Brief:
An exact copy of the records is required, minus the pictures they hold.

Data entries

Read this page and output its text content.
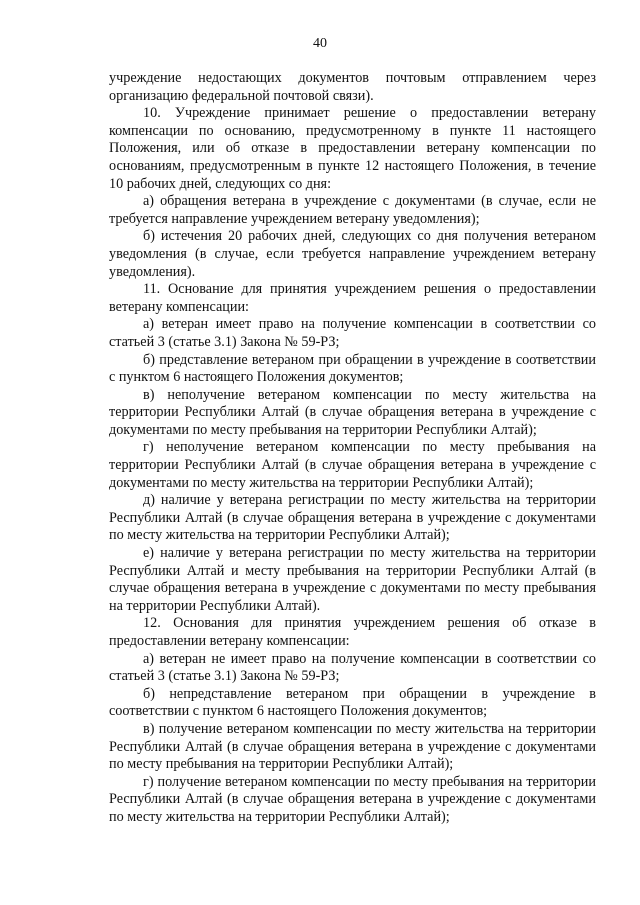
40

учреждение недостающих документов почтовым отправлением через организацию федеральной почтовой связи).

10. Учреждение принимает решение о предоставлении ветерану компенсации по основанию, предусмотренному в пункте 11 настоящего Положения, или об отказе в предоставлении ветерану компенсации по основаниям, предусмотренным в пункте 12 настоящего Положения, в течение 10 рабочих дней, следующих со дня:

а) обращения ветерана в учреждение с документами (в случае, если не требуется направление учреждением ветерану уведомления);

б) истечения 20 рабочих дней, следующих со дня получения ветераном уведомления (в случае, если требуется направление учреждением ветерану уведомления).

11. Основание для принятия учреждением решения о предоставлении ветерану компенсации:

а) ветеран имеет право на получение компенсации в соответствии со статьей 3 (статье 3.1) Закона № 59-РЗ;

б) представление ветераном при обращении в учреждение в соответствии с пунктом 6 настоящего Положения документов;

в) неполучение ветераном компенсации по месту жительства на территории Республики Алтай (в случае обращения ветерана в учреждение с документами по месту пребывания на территории Республики Алтай);

г) неполучение ветераном компенсации по месту пребывания на территории Республики Алтай (в случае обращения ветерана в учреждение с документами по месту жительства на территории Республики Алтай);

д) наличие у ветерана регистрации по месту жительства на территории Республики Алтай (в случае обращения ветерана в учреждение с документами по месту жительства на территории Республики Алтай);

е) наличие у ветерана регистрации по месту жительства на территории Республики Алтай и месту пребывания на территории Республики Алтай (в случае обращения ветерана в учреждение с документами по месту пребывания на территории Республики Алтай).

12. Основания для принятия учреждением решения об отказе в предоставлении ветерану компенсации:

а) ветеран не имеет право на получение компенсации в соответствии со статьей 3 (статье 3.1) Закона № 59-РЗ;

б) непредставление ветераном при обращении в учреждение в соответствии с пунктом 6 настоящего Положения документов;

в) получение ветераном компенсации по месту жительства на территории Республики Алтай (в случае обращения ветерана в учреждение с документами по месту пребывания на территории Республики Алтай);

г) получение ветераном компенсации по месту пребывания на территории Республики Алтай (в случае обращения ветерана в учреждение с документами по месту жительства на территории Республики Алтай);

Expected answer:
Read this page and output its text content.
40

учреждение недостающих документов почтовым отправлением через организацию федеральной почтовой связи).

10. Учреждение принимает решение о предоставлении ветерану компенсации по основанию, предусмотренному в пункте 11 настоящего Положения, или об отказе в предоставлении ветерану компенсации по основаниям, предусмотренным в пункте 12 настоящего Положения, в течение 10 рабочих дней, следующих со дня:

а) обращения ветерана в учреждение с документами (в случае, если не требуется направление учреждением ветерану уведомления);

б) истечения 20 рабочих дней, следующих со дня получения ветераном уведомления (в случае, если требуется направление учреждением ветерану уведомления).

11. Основание для принятия учреждением решения о предоставлении ветерану компенсации:

а) ветеран имеет право на получение компенсации в соответствии со статьей 3 (статье 3.1) Закона № 59-РЗ;

б) представление ветераном при обращении в учреждение в соответствии с пунктом 6 настоящего Положения документов;

в) неполучение ветераном компенсации по месту жительства на территории Республики Алтай (в случае обращения ветерана в учреждение с документами по месту пребывания на территории Республики Алтай);

г) неполучение ветераном компенсации по месту пребывания на территории Республики Алтай (в случае обращения ветерана в учреждение с документами по месту жительства на территории Республики Алтай);

д) наличие у ветерана регистрации по месту жительства на территории Республики Алтай (в случае обращения ветерана в учреждение с документами по месту жительства на территории Республики Алтай);

е) наличие у ветерана регистрации по месту жительства на территории Республики Алтай и месту пребывания на территории Республики Алтай (в случае обращения ветерана в учреждение с документами по месту пребывания на территории Республики Алтай).

12. Основания для принятия учреждением решения об отказе в предоставлении ветерану компенсации:

а) ветеран не имеет право на получение компенсации в соответствии со статьей 3 (статье 3.1) Закона № 59-РЗ;

б) непредставление ветераном при обращении в учреждение в соответствии с пунктом 6 настоящего Положения документов;

в) получение ветераном компенсации по месту жительства на территории Республики Алтай (в случае обращения ветерана в учреждение с документами по месту пребывания на территории Республики Алтай);

г) получение ветераном компенсации по месту пребывания на территории Республики Алтай (в случае обращения ветерана в учреждение с документами по месту жительства на территории Республики Алтай);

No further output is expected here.